Your task is to give the listing below back word for word, pictures excluded.

■ Data for the task
——

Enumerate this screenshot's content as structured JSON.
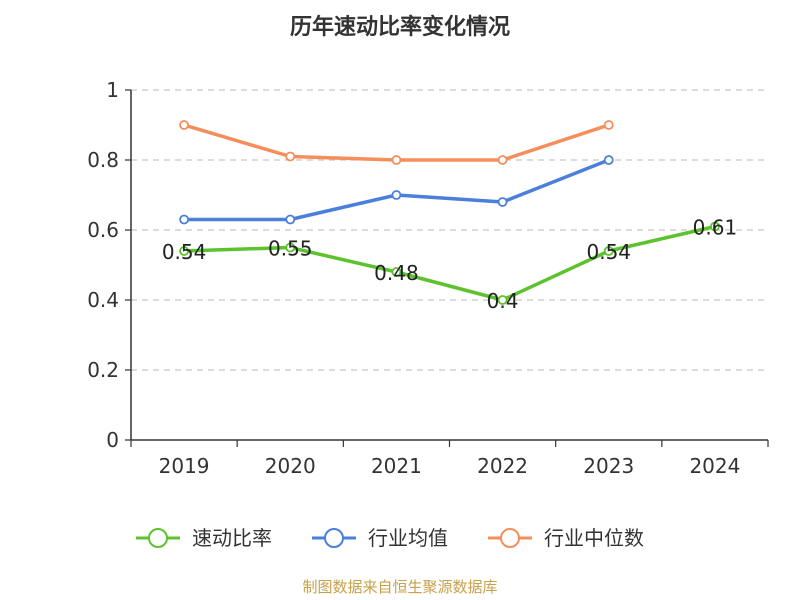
{
  "chart_data": {
    "type": "line",
    "title": "历年速动比率变化情况",
    "categories": [
      "2019",
      "2020",
      "2021",
      "2022",
      "2023",
      "2024"
    ],
    "ylim": [
      0,
      1
    ],
    "yticks": [
      0,
      0.2,
      0.4,
      0.6,
      0.8,
      1
    ],
    "ytick_labels": [
      "0",
      "0.2",
      "0.4",
      "0.6",
      "0.8",
      "1"
    ],
    "grid": true,
    "legend_position": "bottom",
    "series": [
      {
        "name": "速动比率",
        "color": "#5cc22d",
        "values": [
          0.54,
          0.55,
          0.48,
          0.4,
          0.54,
          0.61
        ],
        "data_labels": [
          "0.54",
          "0.55",
          "0.48",
          "0.4",
          "0.54",
          "0.61"
        ]
      },
      {
        "name": "行业均值",
        "color": "#4a7fdc",
        "values": [
          0.63,
          0.63,
          0.7,
          0.68,
          0.8,
          null
        ]
      },
      {
        "name": "行业中位数",
        "color": "#f58e5a",
        "values": [
          0.9,
          0.81,
          0.8,
          0.8,
          0.9,
          null
        ]
      }
    ]
  },
  "source": "制图数据来自恒生聚源数据库"
}
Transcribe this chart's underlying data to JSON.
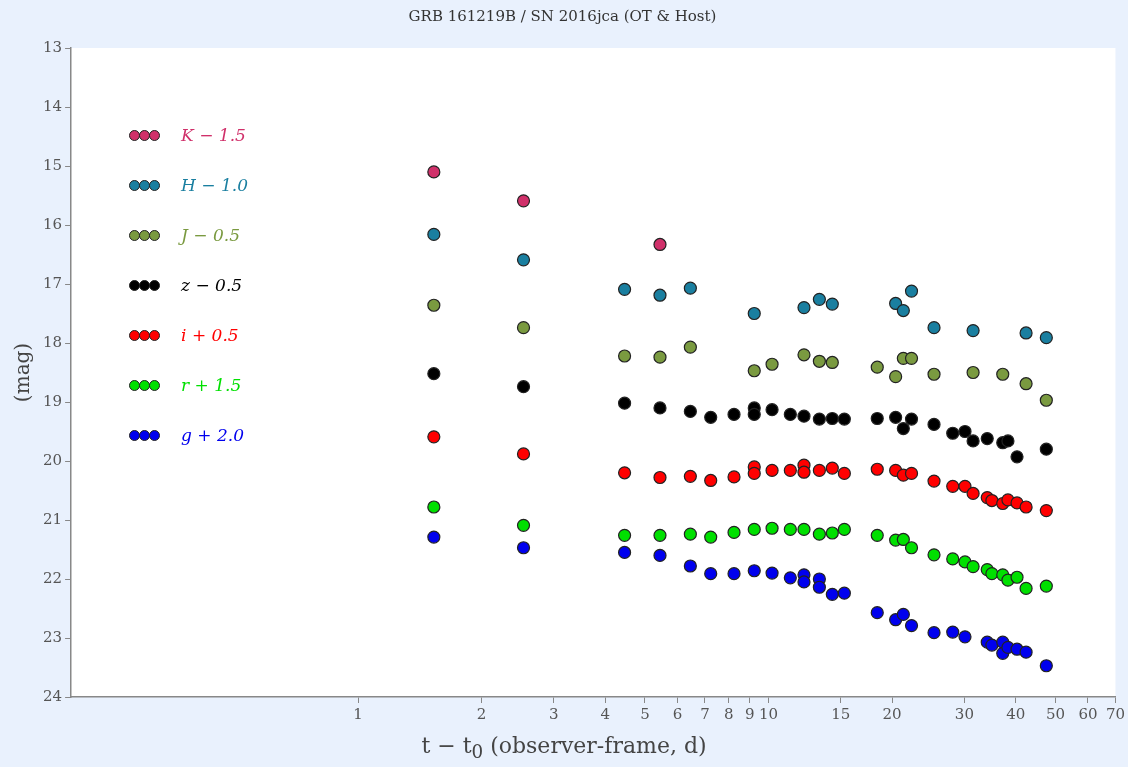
{
  "chart_data": {
    "type": "scatter",
    "title": "GRB 161219B / SN 2016jca (OT & Host)",
    "xlabel": "t − t$_{0}$ (observer-frame, d)",
    "ylabel": "(mag)",
    "log": "x",
    "xlim": [
      0.2,
      70
    ],
    "xticks": [
      1,
      2,
      3,
      4,
      5,
      6,
      7,
      8,
      9,
      10,
      15,
      20,
      30,
      40,
      50,
      60,
      70
    ],
    "ylim": [
      24,
      13
    ],
    "yticks": [
      13,
      14,
      15,
      16,
      17,
      18,
      19,
      20,
      21,
      22,
      23,
      24
    ],
    "grid": false,
    "legend": "top left",
    "marker": "circle",
    "series": [
      {
        "name": "K − 1.5",
        "color": "#d0306a",
        "x": [
          1.53,
          2.53,
          5.44
        ],
        "values": [
          15.1,
          15.59,
          16.33
        ]
      },
      {
        "name": "H − 1.0",
        "color": "#1a7fa0",
        "x": [
          1.53,
          2.53,
          4.46,
          5.44,
          6.45,
          9.23,
          12.2,
          13.3,
          14.3,
          20.4,
          21.3,
          22.3,
          25.3,
          31.5,
          42.4,
          47.5
        ],
        "values": [
          16.16,
          16.59,
          17.09,
          17.19,
          17.07,
          17.5,
          17.4,
          17.26,
          17.34,
          17.33,
          17.45,
          17.12,
          17.74,
          17.79,
          17.83,
          17.91
        ]
      },
      {
        "name": "J − 0.5",
        "color": "#7a9a40",
        "x": [
          1.53,
          2.53,
          4.46,
          5.44,
          6.45,
          9.23,
          10.2,
          12.2,
          13.3,
          14.3,
          18.4,
          20.4,
          21.3,
          22.3,
          25.3,
          31.5,
          37.2,
          42.4,
          47.5
        ],
        "values": [
          17.36,
          17.74,
          18.22,
          18.24,
          18.07,
          18.47,
          18.36,
          18.2,
          18.31,
          18.33,
          18.41,
          18.57,
          18.26,
          18.26,
          18.53,
          18.5,
          18.53,
          18.69,
          18.97
        ]
      },
      {
        "name": "z − 0.5",
        "color": "#000000",
        "x": [
          1.53,
          2.53,
          4.46,
          5.44,
          6.45,
          7.23,
          8.24,
          9.23,
          9.23,
          10.2,
          11.3,
          12.2,
          13.3,
          14.3,
          15.3,
          18.4,
          20.4,
          21.3,
          22.3,
          25.3,
          28.1,
          30.1,
          31.5,
          34.1,
          37.2,
          38.3,
          40.3,
          47.5
        ],
        "values": [
          18.52,
          18.74,
          19.02,
          19.1,
          19.16,
          19.26,
          19.21,
          19.1,
          19.21,
          19.13,
          19.21,
          19.24,
          19.29,
          19.28,
          19.29,
          19.28,
          19.26,
          19.45,
          19.29,
          19.38,
          19.53,
          19.5,
          19.66,
          19.62,
          19.69,
          19.66,
          19.93,
          19.8
        ]
      },
      {
        "name": "i + 0.5",
        "color": "#ff0000",
        "x": [
          1.53,
          2.53,
          4.46,
          5.44,
          6.45,
          7.23,
          8.24,
          9.23,
          9.23,
          10.2,
          11.3,
          12.2,
          12.2,
          13.3,
          14.3,
          15.3,
          18.4,
          20.4,
          21.3,
          22.3,
          25.3,
          28.1,
          30.1,
          31.5,
          34.1,
          35.0,
          37.2,
          38.3,
          40.3,
          42.4,
          47.5
        ],
        "values": [
          19.59,
          19.88,
          20.2,
          20.28,
          20.26,
          20.33,
          20.27,
          20.1,
          20.21,
          20.16,
          20.16,
          20.07,
          20.19,
          20.16,
          20.12,
          20.21,
          20.14,
          20.16,
          20.24,
          20.21,
          20.34,
          20.43,
          20.43,
          20.55,
          20.62,
          20.67,
          20.72,
          20.66,
          20.71,
          20.78,
          20.84
        ]
      },
      {
        "name": "r + 1.5",
        "color": "#00e000",
        "x": [
          1.53,
          2.53,
          4.46,
          5.44,
          6.45,
          7.23,
          8.24,
          9.23,
          10.2,
          11.3,
          12.2,
          13.3,
          14.3,
          15.3,
          18.4,
          20.4,
          21.3,
          22.3,
          25.3,
          28.1,
          30.1,
          31.5,
          34.1,
          35.0,
          37.2,
          38.3,
          40.3,
          42.4,
          47.5
        ],
        "values": [
          20.78,
          21.09,
          21.26,
          21.26,
          21.24,
          21.29,
          21.21,
          21.16,
          21.14,
          21.16,
          21.16,
          21.24,
          21.22,
          21.16,
          21.26,
          21.34,
          21.33,
          21.47,
          21.59,
          21.66,
          21.71,
          21.79,
          21.84,
          21.91,
          21.93,
          22.02,
          21.97,
          22.16,
          22.12
        ]
      },
      {
        "name": "g + 2.0",
        "color": "#0000ee",
        "x": [
          1.53,
          2.53,
          4.46,
          5.44,
          6.45,
          7.23,
          8.24,
          9.23,
          10.2,
          11.3,
          12.2,
          12.2,
          13.3,
          13.3,
          14.3,
          15.3,
          18.4,
          20.4,
          21.3,
          22.3,
          25.3,
          28.1,
          30.1,
          34.1,
          35.0,
          37.2,
          37.2,
          38.3,
          40.3,
          42.4,
          47.5
        ],
        "values": [
          21.29,
          21.47,
          21.55,
          21.6,
          21.78,
          21.91,
          21.91,
          21.86,
          21.9,
          21.98,
          21.93,
          22.05,
          22.0,
          22.14,
          22.26,
          22.24,
          22.57,
          22.69,
          22.6,
          22.79,
          22.91,
          22.9,
          22.98,
          23.07,
          23.12,
          23.07,
          23.26,
          23.16,
          23.19,
          23.24,
          23.47
        ]
      }
    ]
  }
}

——

■ Answer below
Enumerate this screenshot's content as structured JSON.
{
  "chart_data": {
    "type": "line",
    "title": "历年速动比率变化情况",
    "categories": [
      "2019",
      "2020",
      "2021",
      "2022",
      "2023",
      "2024"
    ],
    "ylim": [
      0,
      1
    ],
    "yticks": [
      0,
      0.2,
      0.4,
      0.6,
      0.8,
      1
    ],
    "ytick_labels": [
      "0",
      "0.2",
      "0.4",
      "0.6",
      "0.8",
      "1"
    ],
    "grid": true,
    "legend_position": "bottom",
    "series": [
      {
        "name": "速动比率",
        "color": "#5cc22d",
        "values": [
          0.54,
          0.55,
          0.48,
          0.4,
          0.54,
          0.61
        ],
        "data_labels": [
          "0.54",
          "0.55",
          "0.48",
          "0.4",
          "0.54",
          "0.61"
        ]
      },
      {
        "name": "行业均值",
        "color": "#4a7fdc",
        "values": [
          0.63,
          0.63,
          0.7,
          0.68,
          0.8,
          null
        ]
      },
      {
        "name": "行业中位数",
        "color": "#f58e5a",
        "values": [
          0.9,
          0.81,
          0.8,
          0.8,
          0.9,
          null
        ]
      }
    ]
  },
  "source": "制图数据来自恒生聚源数据库"
}
Transcribe this chart's underlying data to JSON.
{
  "chart_data": {
    "type": "scatter",
    "title": "GRB 161219B / SN 2016jca (OT & Host)",
    "xlabel": "t − t$_{0}$ (observer-frame, d)",
    "ylabel": "(mag)",
    "log": "x",
    "xlim": [
      0.2,
      70
    ],
    "xticks": [
      1,
      2,
      3,
      4,
      5,
      6,
      7,
      8,
      9,
      10,
      15,
      20,
      30,
      40,
      50,
      60,
      70
    ],
    "ylim": [
      24,
      13
    ],
    "yticks": [
      13,
      14,
      15,
      16,
      17,
      18,
      19,
      20,
      21,
      22,
      23,
      24
    ],
    "grid": false,
    "legend": "top left",
    "marker": "circle",
    "series": [
      {
        "name": "K − 1.5",
        "color": "#d0306a",
        "x": [
          1.53,
          2.53,
          5.44
        ],
        "values": [
          15.1,
          15.59,
          16.33
        ]
      },
      {
        "name": "H − 1.0",
        "color": "#1a7fa0",
        "x": [
          1.53,
          2.53,
          4.46,
          5.44,
          6.45,
          9.23,
          12.2,
          13.3,
          14.3,
          20.4,
          21.3,
          22.3,
          25.3,
          31.5,
          42.4,
          47.5
        ],
        "values": [
          16.16,
          16.59,
          17.09,
          17.19,
          17.07,
          17.5,
          17.4,
          17.26,
          17.34,
          17.33,
          17.45,
          17.12,
          17.74,
          17.79,
          17.83,
          17.91
        ]
      },
      {
        "name": "J − 0.5",
        "color": "#7a9a40",
        "x": [
          1.53,
          2.53,
          4.46,
          5.44,
          6.45,
          9.23,
          10.2,
          12.2,
          13.3,
          14.3,
          18.4,
          20.4,
          21.3,
          22.3,
          25.3,
          31.5,
          37.2,
          42.4,
          47.5
        ],
        "values": [
          17.36,
          17.74,
          18.22,
          18.24,
          18.07,
          18.47,
          18.36,
          18.2,
          18.31,
          18.33,
          18.41,
          18.57,
          18.26,
          18.26,
          18.53,
          18.5,
          18.53,
          18.69,
          18.97
        ]
      },
      {
        "name": "z − 0.5",
        "color": "#000000",
        "x": [
          1.53,
          2.53,
          4.46,
          5.44,
          6.45,
          7.23,
          8.24,
          9.23,
          9.23,
          10.2,
          11.3,
          12.2,
          13.3,
          14.3,
          15.3,
          18.4,
          20.4,
          21.3,
          22.3,
          25.3,
          28.1,
          30.1,
          31.5,
          34.1,
          37.2,
          38.3,
          40.3,
          47.5
        ],
        "values": [
          18.52,
          18.74,
          19.02,
          19.1,
          19.16,
          19.26,
          19.21,
          19.1,
          19.21,
          19.13,
          19.21,
          19.24,
          19.29,
          19.28,
          19.29,
          19.28,
          19.26,
          19.45,
          19.29,
          19.38,
          19.53,
          19.5,
          19.66,
          19.62,
          19.69,
          19.66,
          19.93,
          19.8
        ]
      },
      {
        "name": "i + 0.5",
        "color": "#ff0000",
        "x": [
          1.53,
          2.53,
          4.46,
          5.44,
          6.45,
          7.23,
          8.24,
          9.23,
          9.23,
          10.2,
          11.3,
          12.2,
          12.2,
          13.3,
          14.3,
          15.3,
          18.4,
          20.4,
          21.3,
          22.3,
          25.3,
          28.1,
          30.1,
          31.5,
          34.1,
          35.0,
          37.2,
          38.3,
          40.3,
          42.4,
          47.5
        ],
        "values": [
          19.59,
          19.88,
          20.2,
          20.28,
          20.26,
          20.33,
          20.27,
          20.1,
          20.21,
          20.16,
          20.16,
          20.07,
          20.19,
          20.16,
          20.12,
          20.21,
          20.14,
          20.16,
          20.24,
          20.21,
          20.34,
          20.43,
          20.43,
          20.55,
          20.62,
          20.67,
          20.72,
          20.66,
          20.71,
          20.78,
          20.84
        ]
      },
      {
        "name": "r + 1.5",
        "color": "#00e000",
        "x": [
          1.53,
          2.53,
          4.46,
          5.44,
          6.45,
          7.23,
          8.24,
          9.23,
          10.2,
          11.3,
          12.2,
          13.3,
          14.3,
          15.3,
          18.4,
          20.4,
          21.3,
          22.3,
          25.3,
          28.1,
          30.1,
          31.5,
          34.1,
          35.0,
          37.2,
          38.3,
          40.3,
          42.4,
          47.5
        ],
        "values": [
          20.78,
          21.09,
          21.26,
          21.26,
          21.24,
          21.29,
          21.21,
          21.16,
          21.14,
          21.16,
          21.16,
          21.24,
          21.22,
          21.16,
          21.26,
          21.34,
          21.33,
          21.47,
          21.59,
          21.66,
          21.71,
          21.79,
          21.84,
          21.91,
          21.93,
          22.02,
          21.97,
          22.16,
          22.12
        ]
      },
      {
        "name": "g + 2.0",
        "color": "#0000ee",
        "x": [
          1.53,
          2.53,
          4.46,
          5.44,
          6.45,
          7.23,
          8.24,
          9.23,
          10.2,
          11.3,
          12.2,
          12.2,
          13.3,
          13.3,
          14.3,
          15.3,
          18.4,
          20.4,
          21.3,
          22.3,
          25.3,
          28.1,
          30.1,
          34.1,
          35.0,
          37.2,
          37.2,
          38.3,
          40.3,
          42.4,
          47.5
        ],
        "values": [
          21.29,
          21.47,
          21.55,
          21.6,
          21.78,
          21.91,
          21.91,
          21.86,
          21.9,
          21.98,
          21.93,
          22.05,
          22.0,
          22.14,
          22.26,
          22.24,
          22.57,
          22.69,
          22.6,
          22.79,
          22.91,
          22.9,
          22.98,
          23.07,
          23.12,
          23.07,
          23.26,
          23.16,
          23.19,
          23.24,
          23.47
        ]
      }
    ]
  }
}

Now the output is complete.